Present each line of the entries below that holds the word "this".

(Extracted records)
----------
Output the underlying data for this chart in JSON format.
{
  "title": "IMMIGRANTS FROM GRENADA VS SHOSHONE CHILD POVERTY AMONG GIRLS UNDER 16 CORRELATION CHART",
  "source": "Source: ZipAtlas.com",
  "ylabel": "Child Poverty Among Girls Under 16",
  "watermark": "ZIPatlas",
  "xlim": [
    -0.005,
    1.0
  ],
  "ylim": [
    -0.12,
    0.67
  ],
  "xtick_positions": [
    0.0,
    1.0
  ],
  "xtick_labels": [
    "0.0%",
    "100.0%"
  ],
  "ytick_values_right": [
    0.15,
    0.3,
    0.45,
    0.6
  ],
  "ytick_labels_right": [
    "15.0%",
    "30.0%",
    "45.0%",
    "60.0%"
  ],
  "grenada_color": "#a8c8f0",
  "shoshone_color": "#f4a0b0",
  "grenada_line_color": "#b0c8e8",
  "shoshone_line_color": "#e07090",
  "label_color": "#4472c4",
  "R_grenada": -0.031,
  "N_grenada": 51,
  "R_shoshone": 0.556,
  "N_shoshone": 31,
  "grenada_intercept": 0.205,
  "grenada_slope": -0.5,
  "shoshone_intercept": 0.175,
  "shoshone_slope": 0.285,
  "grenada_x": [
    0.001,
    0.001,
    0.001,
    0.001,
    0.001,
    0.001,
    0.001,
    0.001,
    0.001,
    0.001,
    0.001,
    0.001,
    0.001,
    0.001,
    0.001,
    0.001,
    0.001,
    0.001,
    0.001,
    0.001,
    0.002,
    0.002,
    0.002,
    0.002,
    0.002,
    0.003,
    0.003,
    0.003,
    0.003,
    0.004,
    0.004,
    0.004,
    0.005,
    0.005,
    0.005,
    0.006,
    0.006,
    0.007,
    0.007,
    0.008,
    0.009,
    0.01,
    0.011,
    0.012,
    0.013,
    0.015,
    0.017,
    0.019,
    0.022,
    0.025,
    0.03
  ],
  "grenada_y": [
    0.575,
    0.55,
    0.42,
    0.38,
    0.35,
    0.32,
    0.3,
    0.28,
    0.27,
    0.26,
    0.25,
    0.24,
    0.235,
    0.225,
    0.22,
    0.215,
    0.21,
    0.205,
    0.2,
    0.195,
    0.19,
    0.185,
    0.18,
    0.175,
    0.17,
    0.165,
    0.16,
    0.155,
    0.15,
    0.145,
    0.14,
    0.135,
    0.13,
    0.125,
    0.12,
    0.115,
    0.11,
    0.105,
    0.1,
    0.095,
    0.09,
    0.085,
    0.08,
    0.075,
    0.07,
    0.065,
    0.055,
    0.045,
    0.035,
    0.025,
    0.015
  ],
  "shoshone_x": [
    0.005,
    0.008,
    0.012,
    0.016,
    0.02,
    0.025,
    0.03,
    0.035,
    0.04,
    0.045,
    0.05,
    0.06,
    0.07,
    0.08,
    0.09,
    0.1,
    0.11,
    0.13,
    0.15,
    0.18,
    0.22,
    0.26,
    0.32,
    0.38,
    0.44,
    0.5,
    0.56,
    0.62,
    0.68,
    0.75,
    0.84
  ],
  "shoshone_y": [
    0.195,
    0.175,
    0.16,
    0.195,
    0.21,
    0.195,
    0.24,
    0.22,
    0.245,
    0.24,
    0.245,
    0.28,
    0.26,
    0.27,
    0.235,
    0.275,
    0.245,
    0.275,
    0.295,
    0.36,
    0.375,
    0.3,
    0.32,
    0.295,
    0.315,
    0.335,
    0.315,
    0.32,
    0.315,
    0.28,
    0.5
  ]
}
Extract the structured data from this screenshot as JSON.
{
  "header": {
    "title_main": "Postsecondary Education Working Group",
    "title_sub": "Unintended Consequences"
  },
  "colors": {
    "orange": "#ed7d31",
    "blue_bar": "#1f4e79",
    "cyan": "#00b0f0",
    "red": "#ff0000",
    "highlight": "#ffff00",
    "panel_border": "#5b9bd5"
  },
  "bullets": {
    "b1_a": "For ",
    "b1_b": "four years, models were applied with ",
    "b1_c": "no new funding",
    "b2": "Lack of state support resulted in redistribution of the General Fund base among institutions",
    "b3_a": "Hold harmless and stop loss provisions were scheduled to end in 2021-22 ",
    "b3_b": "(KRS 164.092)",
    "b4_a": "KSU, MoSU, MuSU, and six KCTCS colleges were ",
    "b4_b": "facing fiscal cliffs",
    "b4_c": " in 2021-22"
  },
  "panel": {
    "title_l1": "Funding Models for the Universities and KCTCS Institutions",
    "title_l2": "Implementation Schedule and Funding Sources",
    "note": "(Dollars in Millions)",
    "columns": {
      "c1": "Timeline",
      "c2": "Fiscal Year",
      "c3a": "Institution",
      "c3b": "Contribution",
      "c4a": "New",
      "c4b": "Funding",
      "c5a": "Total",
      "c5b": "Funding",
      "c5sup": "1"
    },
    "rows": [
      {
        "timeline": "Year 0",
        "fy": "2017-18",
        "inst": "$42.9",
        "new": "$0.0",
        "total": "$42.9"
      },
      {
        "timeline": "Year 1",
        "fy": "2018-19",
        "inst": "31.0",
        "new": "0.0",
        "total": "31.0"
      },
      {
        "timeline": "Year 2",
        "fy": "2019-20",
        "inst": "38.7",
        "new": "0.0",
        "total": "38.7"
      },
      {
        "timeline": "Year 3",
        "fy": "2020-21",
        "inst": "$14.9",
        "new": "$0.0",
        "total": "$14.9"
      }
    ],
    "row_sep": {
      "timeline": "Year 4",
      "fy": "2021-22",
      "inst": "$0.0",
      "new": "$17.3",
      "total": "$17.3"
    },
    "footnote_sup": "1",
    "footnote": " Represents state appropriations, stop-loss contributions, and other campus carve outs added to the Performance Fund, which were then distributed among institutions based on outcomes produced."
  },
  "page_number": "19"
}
----------
> [Output]:
Output the underlying data for this chart in JSON format.
Extract the structured data from this screenshot as JSON.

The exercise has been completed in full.